── Material provided

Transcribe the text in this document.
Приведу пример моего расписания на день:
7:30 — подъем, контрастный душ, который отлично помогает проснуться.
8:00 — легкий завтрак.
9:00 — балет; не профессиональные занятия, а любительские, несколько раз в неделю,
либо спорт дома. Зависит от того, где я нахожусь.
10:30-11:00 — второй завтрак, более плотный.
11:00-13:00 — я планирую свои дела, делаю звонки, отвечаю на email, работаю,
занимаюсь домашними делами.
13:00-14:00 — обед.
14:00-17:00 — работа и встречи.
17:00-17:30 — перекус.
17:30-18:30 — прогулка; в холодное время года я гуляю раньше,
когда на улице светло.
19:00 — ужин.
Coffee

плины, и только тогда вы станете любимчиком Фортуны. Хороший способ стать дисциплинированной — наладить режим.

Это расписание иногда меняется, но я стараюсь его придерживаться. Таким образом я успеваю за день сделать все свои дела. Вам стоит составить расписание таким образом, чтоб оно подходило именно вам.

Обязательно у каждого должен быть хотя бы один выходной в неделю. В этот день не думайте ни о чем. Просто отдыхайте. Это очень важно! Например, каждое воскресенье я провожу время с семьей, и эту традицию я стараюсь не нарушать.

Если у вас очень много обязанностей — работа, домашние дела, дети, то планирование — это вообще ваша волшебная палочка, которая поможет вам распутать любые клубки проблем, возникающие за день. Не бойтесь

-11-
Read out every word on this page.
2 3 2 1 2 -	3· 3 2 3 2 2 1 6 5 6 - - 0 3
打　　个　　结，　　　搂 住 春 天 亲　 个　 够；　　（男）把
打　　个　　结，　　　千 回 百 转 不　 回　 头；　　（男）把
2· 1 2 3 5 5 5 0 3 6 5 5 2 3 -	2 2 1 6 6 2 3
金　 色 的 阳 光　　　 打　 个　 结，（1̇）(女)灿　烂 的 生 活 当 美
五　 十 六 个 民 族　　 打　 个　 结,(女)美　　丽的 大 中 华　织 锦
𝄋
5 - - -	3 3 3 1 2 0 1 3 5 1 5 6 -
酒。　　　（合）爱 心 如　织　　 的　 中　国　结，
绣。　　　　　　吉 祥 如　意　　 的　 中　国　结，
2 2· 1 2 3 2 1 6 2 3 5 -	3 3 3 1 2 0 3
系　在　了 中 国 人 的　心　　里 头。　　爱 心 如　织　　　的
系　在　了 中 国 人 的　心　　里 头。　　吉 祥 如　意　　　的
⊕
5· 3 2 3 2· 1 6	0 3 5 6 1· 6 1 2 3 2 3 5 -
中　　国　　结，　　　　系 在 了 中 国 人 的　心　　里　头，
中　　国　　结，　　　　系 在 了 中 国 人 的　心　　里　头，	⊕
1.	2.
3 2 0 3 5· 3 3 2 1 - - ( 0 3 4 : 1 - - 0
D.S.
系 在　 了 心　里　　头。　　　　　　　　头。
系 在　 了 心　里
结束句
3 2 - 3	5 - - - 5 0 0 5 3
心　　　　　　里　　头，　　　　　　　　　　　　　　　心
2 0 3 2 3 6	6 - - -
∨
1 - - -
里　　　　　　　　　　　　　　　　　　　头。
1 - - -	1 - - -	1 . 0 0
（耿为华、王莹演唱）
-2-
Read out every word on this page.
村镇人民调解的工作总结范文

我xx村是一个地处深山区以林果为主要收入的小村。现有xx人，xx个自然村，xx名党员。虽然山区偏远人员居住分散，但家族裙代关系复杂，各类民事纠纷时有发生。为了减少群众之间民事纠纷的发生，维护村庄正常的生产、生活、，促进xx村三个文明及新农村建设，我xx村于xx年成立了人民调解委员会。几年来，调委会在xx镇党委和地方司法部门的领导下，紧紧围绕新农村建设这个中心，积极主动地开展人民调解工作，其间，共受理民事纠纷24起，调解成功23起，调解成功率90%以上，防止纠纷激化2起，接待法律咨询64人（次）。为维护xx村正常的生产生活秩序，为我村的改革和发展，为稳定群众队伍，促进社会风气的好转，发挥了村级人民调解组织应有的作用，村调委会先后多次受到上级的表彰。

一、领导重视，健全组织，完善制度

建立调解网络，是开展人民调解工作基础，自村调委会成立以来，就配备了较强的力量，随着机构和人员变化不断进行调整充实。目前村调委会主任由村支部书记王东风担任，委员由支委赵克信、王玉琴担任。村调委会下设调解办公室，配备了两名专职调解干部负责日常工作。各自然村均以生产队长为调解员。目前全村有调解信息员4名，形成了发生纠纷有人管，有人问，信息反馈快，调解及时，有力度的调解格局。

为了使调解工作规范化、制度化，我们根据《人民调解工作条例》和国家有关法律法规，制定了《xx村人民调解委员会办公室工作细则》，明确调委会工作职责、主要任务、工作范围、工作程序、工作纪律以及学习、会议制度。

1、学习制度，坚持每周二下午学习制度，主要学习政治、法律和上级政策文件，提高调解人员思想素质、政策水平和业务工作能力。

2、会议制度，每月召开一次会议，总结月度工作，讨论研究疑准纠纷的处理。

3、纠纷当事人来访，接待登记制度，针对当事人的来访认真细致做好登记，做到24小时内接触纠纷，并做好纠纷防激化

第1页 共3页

────

▶ Given task
Pull every line containing "свои" from the data.

▶ The solution
11:00-13:00 — я планирую свои дела, делаю звонки, отвечаю на email, работаю,
Это расписание иногда меняется, но я стараюсь его придерживаться. Таким образом я успеваю за день сделать все свои дела. Вам стоит составить расписание таким образом, чтоб оно подходило именно вам.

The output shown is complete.